### AIM OF THE EXERCISE
Some lines of these records may hold the word "houses"; state how many, using only the number.

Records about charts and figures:
· · · ·
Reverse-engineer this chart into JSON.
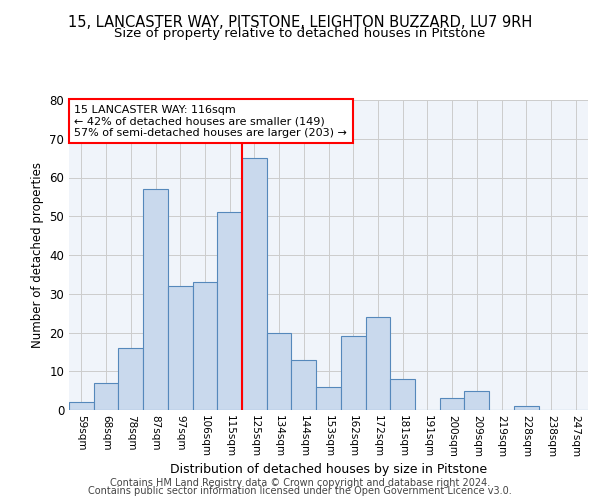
{
  "title1": "15, LANCASTER WAY, PITSTONE, LEIGHTON BUZZARD, LU7 9RH",
  "title2": "Size of property relative to detached houses in Pitstone",
  "xlabel": "Distribution of detached houses by size in Pitstone",
  "ylabel": "Number of detached properties",
  "bar_labels": [
    "59sqm",
    "68sqm",
    "78sqm",
    "87sqm",
    "97sqm",
    "106sqm",
    "115sqm",
    "125sqm",
    "134sqm",
    "144sqm",
    "153sqm",
    "162sqm",
    "172sqm",
    "181sqm",
    "191sqm",
    "200sqm",
    "209sqm",
    "219sqm",
    "228sqm",
    "238sqm",
    "247sqm"
  ],
  "bar_values": [
    2,
    7,
    16,
    57,
    32,
    33,
    51,
    65,
    20,
    13,
    6,
    19,
    24,
    8,
    0,
    3,
    5,
    0,
    1,
    0,
    0
  ],
  "bar_color": "#c9d9ed",
  "bar_edge_color": "#5588bb",
  "vline_x_index": 6,
  "vline_color": "red",
  "property_label": "15 LANCASTER WAY: 116sqm",
  "annotation_line1": "← 42% of detached houses are smaller (149)",
  "annotation_line2": "57% of semi-detached houses are larger (203) →",
  "annotation_box_color": "white",
  "annotation_box_edge_color": "red",
  "footer_line1": "Contains HM Land Registry data © Crown copyright and database right 2024.",
  "footer_line2": "Contains public sector information licensed under the Open Government Licence v3.0.",
  "ylim": [
    0,
    80
  ],
  "yticks": [
    0,
    10,
    20,
    30,
    40,
    50,
    60,
    70,
    80
  ],
  "background_color": "#f0f4fa",
  "grid_color": "#cccccc",
  "title1_fontsize": 10.5,
  "title2_fontsize": 9.5,
  "footer_fontsize": 7.0
}
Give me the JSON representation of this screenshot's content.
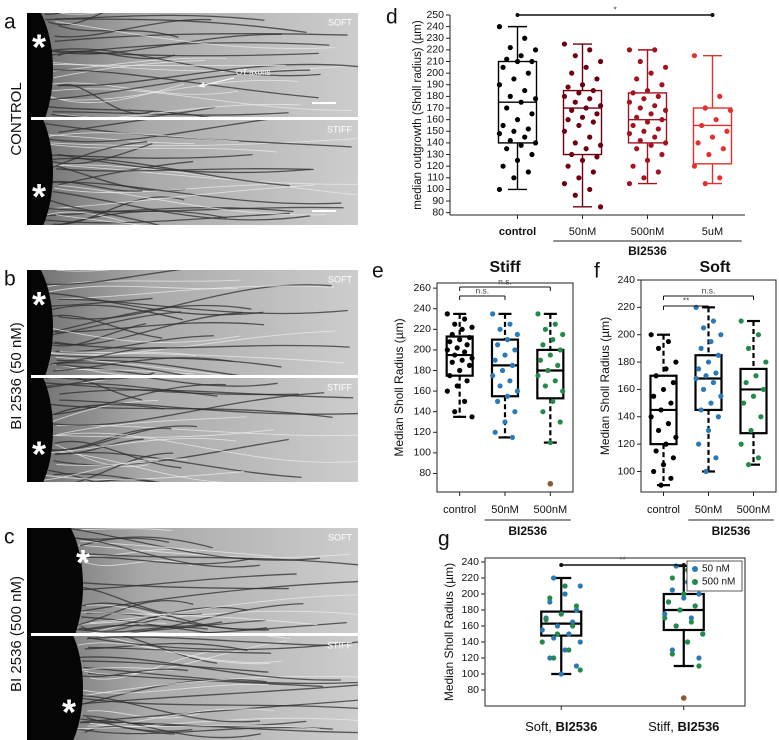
{
  "images": [
    {
      "label": "a",
      "side_label": "CONTROL",
      "tiles": [
        {
          "tag": "SOFT",
          "marker": "*"
        },
        {
          "tag": "STIFF",
          "marker": "*"
        }
      ],
      "annotation": "OT axons"
    },
    {
      "label": "b",
      "side_label": "BI 2536 (50 nM)",
      "tiles": [
        {
          "tag": "SOFT",
          "marker": "*"
        },
        {
          "tag": "STIFF",
          "marker": "*"
        }
      ]
    },
    {
      "label": "c",
      "side_label": "BI 2536 (500 nM)",
      "tiles": [
        {
          "tag": "SOFT",
          "marker": "*"
        },
        {
          "tag": "STIFF",
          "marker": "*"
        }
      ]
    }
  ],
  "chart_data": [
    {
      "type": "box",
      "label": "d",
      "ylabel": "median outgrowth (Sholl radius) (µm)",
      "categories": [
        "control",
        "50nM",
        "500nM",
        "5uM"
      ],
      "group_label": "BI2536",
      "ylim": [
        78,
        250
      ],
      "yticks": [
        80,
        90,
        100,
        110,
        120,
        130,
        140,
        150,
        160,
        170,
        180,
        190,
        200,
        210,
        220,
        230,
        240,
        250
      ],
      "frame": false,
      "whisker_dashed": false,
      "boxes": [
        {
          "color": "#000000",
          "min": 100,
          "q1": 140,
          "median": 175,
          "q3": 210,
          "max": 240,
          "points": [
            240,
            230,
            222,
            220,
            215,
            212,
            210,
            210,
            205,
            200,
            195,
            190,
            185,
            180,
            178,
            175,
            170,
            165,
            160,
            155,
            152,
            150,
            148,
            145,
            142,
            140,
            138,
            135,
            130,
            125,
            120,
            115,
            110,
            100
          ]
        },
        {
          "color": "#6b0010",
          "min": 85,
          "q1": 130,
          "median": 170,
          "q3": 185,
          "max": 225,
          "points": [
            225,
            220,
            215,
            210,
            205,
            200,
            195,
            190,
            188,
            185,
            183,
            180,
            178,
            175,
            172,
            170,
            168,
            165,
            162,
            160,
            158,
            155,
            150,
            145,
            140,
            138,
            135,
            130,
            128,
            125,
            120,
            115,
            110,
            105,
            100,
            95,
            85
          ]
        },
        {
          "color": "#a3121f",
          "min": 105,
          "q1": 140,
          "median": 160,
          "q3": 183,
          "max": 220,
          "points": [
            220,
            220,
            210,
            205,
            200,
            195,
            190,
            185,
            183,
            180,
            178,
            175,
            172,
            170,
            168,
            165,
            162,
            160,
            158,
            155,
            152,
            150,
            148,
            145,
            142,
            140,
            138,
            135,
            130,
            125,
            120,
            115,
            110,
            105
          ]
        },
        {
          "color": "#e3302b",
          "min": 105,
          "q1": 122,
          "median": 155,
          "q3": 170,
          "max": 215,
          "points": [
            215,
            180,
            170,
            168,
            160,
            155,
            150,
            145,
            140,
            135,
            130,
            120,
            110,
            105
          ]
        }
      ],
      "significance": [
        {
          "between": [
            0,
            3
          ],
          "label": "*"
        }
      ]
    },
    {
      "type": "box",
      "label": "e",
      "title": "Stiff",
      "ylabel": "Median Sholl Radius  (µm)",
      "categories": [
        "control",
        "50nM",
        "500nM"
      ],
      "group_label": "BI2536",
      "ylim": [
        62,
        265
      ],
      "yticks": [
        80,
        100,
        120,
        140,
        160,
        180,
        200,
        220,
        240,
        260
      ],
      "frame": true,
      "whisker_dashed": true,
      "boxes": [
        {
          "color": "#000000",
          "point_color": "#000000",
          "min": 135,
          "q1": 175,
          "median": 195,
          "q3": 213,
          "max": 235,
          "points": [
            235,
            230,
            225,
            222,
            220,
            215,
            212,
            210,
            208,
            205,
            202,
            200,
            198,
            195,
            192,
            190,
            188,
            185,
            180,
            175,
            170,
            165,
            160,
            150,
            140,
            135
          ]
        },
        {
          "color": "#000000",
          "point_color": "#2a7ab8",
          "min": 115,
          "q1": 155,
          "median": 185,
          "q3": 210,
          "max": 235,
          "points": [
            235,
            225,
            220,
            215,
            210,
            205,
            200,
            195,
            190,
            185,
            180,
            175,
            170,
            165,
            160,
            155,
            150,
            140,
            130,
            120,
            115
          ]
        },
        {
          "color": "#000000",
          "point_color": "#248a4a",
          "min": 110,
          "q1": 153,
          "median": 180,
          "q3": 200,
          "max": 235,
          "points": [
            235,
            225,
            220,
            215,
            210,
            205,
            200,
            195,
            190,
            185,
            180,
            175,
            170,
            165,
            160,
            150,
            140,
            130,
            110
          ],
          "outliers": [
            70
          ],
          "outlier_color": "#8b5a2b"
        }
      ],
      "significance": [
        {
          "between": [
            0,
            1
          ],
          "label": "n.s."
        },
        {
          "between": [
            0,
            2
          ],
          "label": "n.s."
        }
      ]
    },
    {
      "type": "box",
      "label": "f",
      "title": "Soft",
      "ylabel": "Median Sholl Radius  (µm)",
      "categories": [
        "control",
        "50nM",
        "500nM"
      ],
      "group_label": "BI2536",
      "ylim": [
        85,
        240
      ],
      "yticks": [
        100,
        120,
        140,
        160,
        180,
        200,
        220,
        240
      ],
      "frame": true,
      "whisker_dashed": true,
      "boxes": [
        {
          "color": "#000000",
          "point_color": "#000000",
          "min": 90,
          "q1": 120,
          "median": 145,
          "q3": 170,
          "max": 200,
          "points": [
            200,
            195,
            190,
            180,
            175,
            170,
            165,
            160,
            155,
            150,
            145,
            140,
            135,
            130,
            125,
            120,
            115,
            110,
            105,
            100,
            95,
            90
          ]
        },
        {
          "color": "#000000",
          "point_color": "#2a7ab8",
          "min": 100,
          "q1": 145,
          "median": 168,
          "q3": 185,
          "max": 220,
          "points": [
            220,
            210,
            205,
            200,
            195,
            190,
            185,
            180,
            175,
            172,
            170,
            168,
            165,
            160,
            155,
            150,
            145,
            140,
            130,
            120,
            110,
            100
          ]
        },
        {
          "color": "#000000",
          "point_color": "#248a4a",
          "min": 105,
          "q1": 128,
          "median": 160,
          "q3": 175,
          "max": 210,
          "points": [
            210,
            200,
            190,
            180,
            170,
            165,
            160,
            155,
            150,
            140,
            130,
            120,
            110,
            105
          ]
        }
      ],
      "significance": [
        {
          "between": [
            0,
            1
          ],
          "label": "**"
        },
        {
          "between": [
            0,
            2
          ],
          "label": "n.s."
        }
      ]
    },
    {
      "type": "box",
      "label": "g",
      "ylabel": "Median Sholl Radius  (µm)",
      "categories": [
        [
          "Soft, ",
          "BI2536"
        ],
        [
          "Stiff, ",
          "BI2536"
        ]
      ],
      "ylim": [
        60,
        245
      ],
      "yticks": [
        80,
        100,
        120,
        140,
        160,
        180,
        200,
        220,
        240
      ],
      "frame": true,
      "whisker_dashed": false,
      "series": [
        {
          "name": "50 nM",
          "color": "#2a7ab8"
        },
        {
          "name": "500 nM",
          "color": "#248a4a"
        }
      ],
      "boxes": [
        {
          "color": "#000000",
          "min": 100,
          "q1": 148,
          "median": 163,
          "q3": 178,
          "max": 220,
          "points_by_series": [
            [
              220,
              210,
              200,
              190,
              180,
              175,
              170,
              165,
              160,
              155,
              150,
              145,
              140,
              130,
              120,
              110,
              100
            ],
            [
              210,
              195,
              185,
              175,
              168,
              160,
              150,
              140,
              130,
              120,
              105
            ]
          ]
        },
        {
          "color": "#000000",
          "min": 110,
          "q1": 155,
          "median": 180,
          "q3": 200,
          "max": 235,
          "points_by_series": [
            [
              235,
              225,
              215,
              205,
              200,
              195,
              190,
              185,
              180,
              175,
              170,
              160,
              150,
              140,
              130,
              120
            ],
            [
              230,
              220,
              210,
              200,
              190,
              185,
              180,
              170,
              165,
              160,
              150,
              140,
              125,
              110
            ]
          ],
          "outliers": [
            70
          ],
          "outlier_color": "#8b5a2b"
        }
      ],
      "significance": [
        {
          "between": [
            0,
            1
          ],
          "label": "**"
        }
      ]
    }
  ]
}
· · · ·
### ANSWER TO THIS TASK
4